## Stated goal
Reproduce each of these rows below verbatim, with every line left unchanged.

## Source material
<<<<
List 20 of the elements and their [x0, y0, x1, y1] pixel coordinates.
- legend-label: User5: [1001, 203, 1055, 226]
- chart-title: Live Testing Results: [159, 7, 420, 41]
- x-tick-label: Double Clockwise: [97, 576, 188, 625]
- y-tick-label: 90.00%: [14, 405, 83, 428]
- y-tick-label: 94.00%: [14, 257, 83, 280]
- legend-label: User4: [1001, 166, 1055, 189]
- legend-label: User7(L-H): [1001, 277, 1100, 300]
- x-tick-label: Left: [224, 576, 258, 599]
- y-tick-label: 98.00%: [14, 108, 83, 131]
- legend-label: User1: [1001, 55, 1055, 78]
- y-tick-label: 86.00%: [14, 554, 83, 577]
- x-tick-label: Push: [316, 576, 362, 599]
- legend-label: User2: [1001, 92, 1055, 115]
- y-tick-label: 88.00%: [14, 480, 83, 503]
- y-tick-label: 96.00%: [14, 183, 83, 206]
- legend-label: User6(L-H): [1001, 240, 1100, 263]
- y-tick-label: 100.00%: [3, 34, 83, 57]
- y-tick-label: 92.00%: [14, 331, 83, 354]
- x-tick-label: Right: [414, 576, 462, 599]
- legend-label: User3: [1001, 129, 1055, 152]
>>>>
## Problem solution
List 20 of the elements and their [x0, y0, x1, y1] pixel coordinates.
- legend-label: User5: [1001, 203, 1055, 226]
- chart-title: Live Testing Results: [159, 7, 420, 41]
- x-tick-label: Double Clockwise: [97, 576, 188, 625]
- y-tick-label: 90.00%: [14, 405, 83, 428]
- y-tick-label: 94.00%: [14, 257, 83, 280]
- legend-label: User4: [1001, 166, 1055, 189]
- legend-label: User7(L-H): [1001, 277, 1100, 300]
- x-tick-label: Left: [224, 576, 258, 599]
- y-tick-label: 98.00%: [14, 108, 83, 131]
- legend-label: User1: [1001, 55, 1055, 78]
- y-tick-label: 86.00%: [14, 554, 83, 577]
- x-tick-label: Push: [316, 576, 362, 599]
- legend-label: User2: [1001, 92, 1055, 115]
- y-tick-label: 88.00%: [14, 480, 83, 503]
- y-tick-label: 96.00%: [14, 183, 83, 206]
- legend-label: User6(L-H): [1001, 240, 1100, 263]
- y-tick-label: 100.00%: [3, 34, 83, 57]
- y-tick-label: 92.00%: [14, 331, 83, 354]
- x-tick-label: Right: [414, 576, 462, 599]
- legend-label: User3: [1001, 129, 1055, 152]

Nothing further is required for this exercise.